(Items listed in a dataset)
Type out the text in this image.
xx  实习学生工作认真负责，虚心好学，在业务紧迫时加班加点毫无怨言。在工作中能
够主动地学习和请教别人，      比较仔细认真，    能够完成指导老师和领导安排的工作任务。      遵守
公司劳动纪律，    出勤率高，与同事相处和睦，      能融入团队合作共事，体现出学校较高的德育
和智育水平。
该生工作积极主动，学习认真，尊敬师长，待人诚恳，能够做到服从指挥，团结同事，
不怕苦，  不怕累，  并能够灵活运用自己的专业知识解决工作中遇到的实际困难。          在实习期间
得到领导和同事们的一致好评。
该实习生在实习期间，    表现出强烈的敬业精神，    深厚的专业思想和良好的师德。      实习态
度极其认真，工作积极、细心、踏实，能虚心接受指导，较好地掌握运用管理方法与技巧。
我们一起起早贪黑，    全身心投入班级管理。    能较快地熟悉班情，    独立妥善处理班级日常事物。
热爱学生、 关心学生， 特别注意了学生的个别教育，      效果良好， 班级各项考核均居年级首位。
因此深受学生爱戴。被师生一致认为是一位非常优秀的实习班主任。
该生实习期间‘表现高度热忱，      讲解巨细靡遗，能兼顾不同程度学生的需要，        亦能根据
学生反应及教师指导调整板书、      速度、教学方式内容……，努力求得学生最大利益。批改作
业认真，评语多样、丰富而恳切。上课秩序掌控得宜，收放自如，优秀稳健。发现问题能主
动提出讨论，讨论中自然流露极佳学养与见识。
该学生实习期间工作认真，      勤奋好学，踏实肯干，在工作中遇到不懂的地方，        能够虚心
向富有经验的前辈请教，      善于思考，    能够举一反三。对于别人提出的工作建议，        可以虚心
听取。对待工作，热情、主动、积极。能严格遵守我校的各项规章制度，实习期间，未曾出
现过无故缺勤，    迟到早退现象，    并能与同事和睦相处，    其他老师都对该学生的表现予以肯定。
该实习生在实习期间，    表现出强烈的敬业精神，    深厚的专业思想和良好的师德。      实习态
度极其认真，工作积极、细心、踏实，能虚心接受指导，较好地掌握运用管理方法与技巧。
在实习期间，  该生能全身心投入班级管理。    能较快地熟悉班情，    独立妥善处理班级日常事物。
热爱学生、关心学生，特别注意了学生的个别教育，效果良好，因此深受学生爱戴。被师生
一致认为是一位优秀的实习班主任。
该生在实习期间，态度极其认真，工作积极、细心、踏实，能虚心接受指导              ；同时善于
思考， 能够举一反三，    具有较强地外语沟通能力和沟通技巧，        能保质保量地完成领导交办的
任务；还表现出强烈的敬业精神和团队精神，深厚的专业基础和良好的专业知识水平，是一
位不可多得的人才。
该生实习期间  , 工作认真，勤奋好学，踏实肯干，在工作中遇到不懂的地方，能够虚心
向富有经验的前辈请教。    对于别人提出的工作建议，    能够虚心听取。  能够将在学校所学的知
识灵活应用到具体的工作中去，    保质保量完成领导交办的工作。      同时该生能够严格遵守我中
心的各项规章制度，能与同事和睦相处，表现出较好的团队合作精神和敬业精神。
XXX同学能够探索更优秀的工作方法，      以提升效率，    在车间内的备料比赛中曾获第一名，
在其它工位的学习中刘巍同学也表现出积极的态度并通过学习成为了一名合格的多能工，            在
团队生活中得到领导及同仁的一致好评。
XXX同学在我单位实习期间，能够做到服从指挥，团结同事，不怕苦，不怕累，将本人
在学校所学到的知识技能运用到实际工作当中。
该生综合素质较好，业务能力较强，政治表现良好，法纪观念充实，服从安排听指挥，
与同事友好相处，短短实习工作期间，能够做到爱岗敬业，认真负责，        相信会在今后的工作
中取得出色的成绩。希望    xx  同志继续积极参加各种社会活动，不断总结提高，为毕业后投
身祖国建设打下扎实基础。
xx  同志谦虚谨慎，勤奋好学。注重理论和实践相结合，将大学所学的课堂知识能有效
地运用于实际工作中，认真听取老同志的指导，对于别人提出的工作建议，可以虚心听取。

• _WHAT THE EXERCISE ASKS_: Take the data above and return it exactly.

• _SOLVED EXERCISE_:
Type out the text in this image.
xx  实习学生工作认真负责，虚心好学，在业务紧迫时加班加点毫无怨言。在工作中能
够主动地学习和请教别人，      比较仔细认真，    能够完成指导老师和领导安排的工作任务。      遵守
公司劳动纪律，    出勤率高，与同事相处和睦，      能融入团队合作共事，体现出学校较高的德育
和智育水平。
该生工作积极主动，学习认真，尊敬师长，待人诚恳，能够做到服从指挥，团结同事，
不怕苦，  不怕累，  并能够灵活运用自己的专业知识解决工作中遇到的实际困难。          在实习期间
得到领导和同事们的一致好评。
该实习生在实习期间，    表现出强烈的敬业精神，    深厚的专业思想和良好的师德。      实习态
度极其认真，工作积极、细心、踏实，能虚心接受指导，较好地掌握运用管理方法与技巧。
我们一起起早贪黑，    全身心投入班级管理。    能较快地熟悉班情，    独立妥善处理班级日常事物。
热爱学生、 关心学生， 特别注意了学生的个别教育，      效果良好， 班级各项考核均居年级首位。
因此深受学生爱戴。被师生一致认为是一位非常优秀的实习班主任。
该生实习期间‘表现高度热忱，      讲解巨细靡遗，能兼顾不同程度学生的需要，        亦能根据
学生反应及教师指导调整板书、      速度、教学方式内容……，努力求得学生最大利益。批改作
业认真，评语多样、丰富而恳切。上课秩序掌控得宜，收放自如，优秀稳健。发现问题能主
动提出讨论，讨论中自然流露极佳学养与见识。
该学生实习期间工作认真，      勤奋好学，踏实肯干，在工作中遇到不懂的地方，        能够虚心
向富有经验的前辈请教，      善于思考，    能够举一反三。对于别人提出的工作建议，        可以虚心
听取。对待工作，热情、主动、积极。能严格遵守我校的各项规章制度，实习期间，未曾出
现过无故缺勤，    迟到早退现象，    并能与同事和睦相处，    其他老师都对该学生的表现予以肯定。
该实习生在实习期间，    表现出强烈的敬业精神，    深厚的专业思想和良好的师德。      实习态
度极其认真，工作积极、细心、踏实，能虚心接受指导，较好地掌握运用管理方法与技巧。
在实习期间，  该生能全身心投入班级管理。    能较快地熟悉班情，    独立妥善处理班级日常事物。
热爱学生、关心学生，特别注意了学生的个别教育，效果良好，因此深受学生爱戴。被师生
一致认为是一位优秀的实习班主任。
该生在实习期间，态度极其认真，工作积极、细心、踏实，能虚心接受指导              ；同时善于
思考， 能够举一反三，    具有较强地外语沟通能力和沟通技巧，        能保质保量地完成领导交办的
任务；还表现出强烈的敬业精神和团队精神，深厚的专业基础和良好的专业知识水平，是一
位不可多得的人才。
该生实习期间  , 工作认真，勤奋好学，踏实肯干，在工作中遇到不懂的地方，能够虚心
向富有经验的前辈请教。    对于别人提出的工作建议，    能够虚心听取。  能够将在学校所学的知
识灵活应用到具体的工作中去，    保质保量完成领导交办的工作。      同时该生能够严格遵守我中
心的各项规章制度，能与同事和睦相处，表现出较好的团队合作精神和敬业精神。
XXX同学能够探索更优秀的工作方法，      以提升效率，    在车间内的备料比赛中曾获第一名，
在其它工位的学习中刘巍同学也表现出积极的态度并通过学习成为了一名合格的多能工，            在
团队生活中得到领导及同仁的一致好评。
XXX同学在我单位实习期间，能够做到服从指挥，团结同事，不怕苦，不怕累，将本人
在学校所学到的知识技能运用到实际工作当中。
该生综合素质较好，业务能力较强，政治表现良好，法纪观念充实，服从安排听指挥，
与同事友好相处，短短实习工作期间，能够做到爱岗敬业，认真负责，        相信会在今后的工作
中取得出色的成绩。希望    xx  同志继续积极参加各种社会活动，不断总结提高，为毕业后投
身祖国建设打下扎实基础。
xx  同志谦虚谨慎，勤奋好学。注重理论和实践相结合，将大学所学的课堂知识能有效
地运用于实际工作中，认真听取老同志的指导，对于别人提出的工作建议，可以虚心听取。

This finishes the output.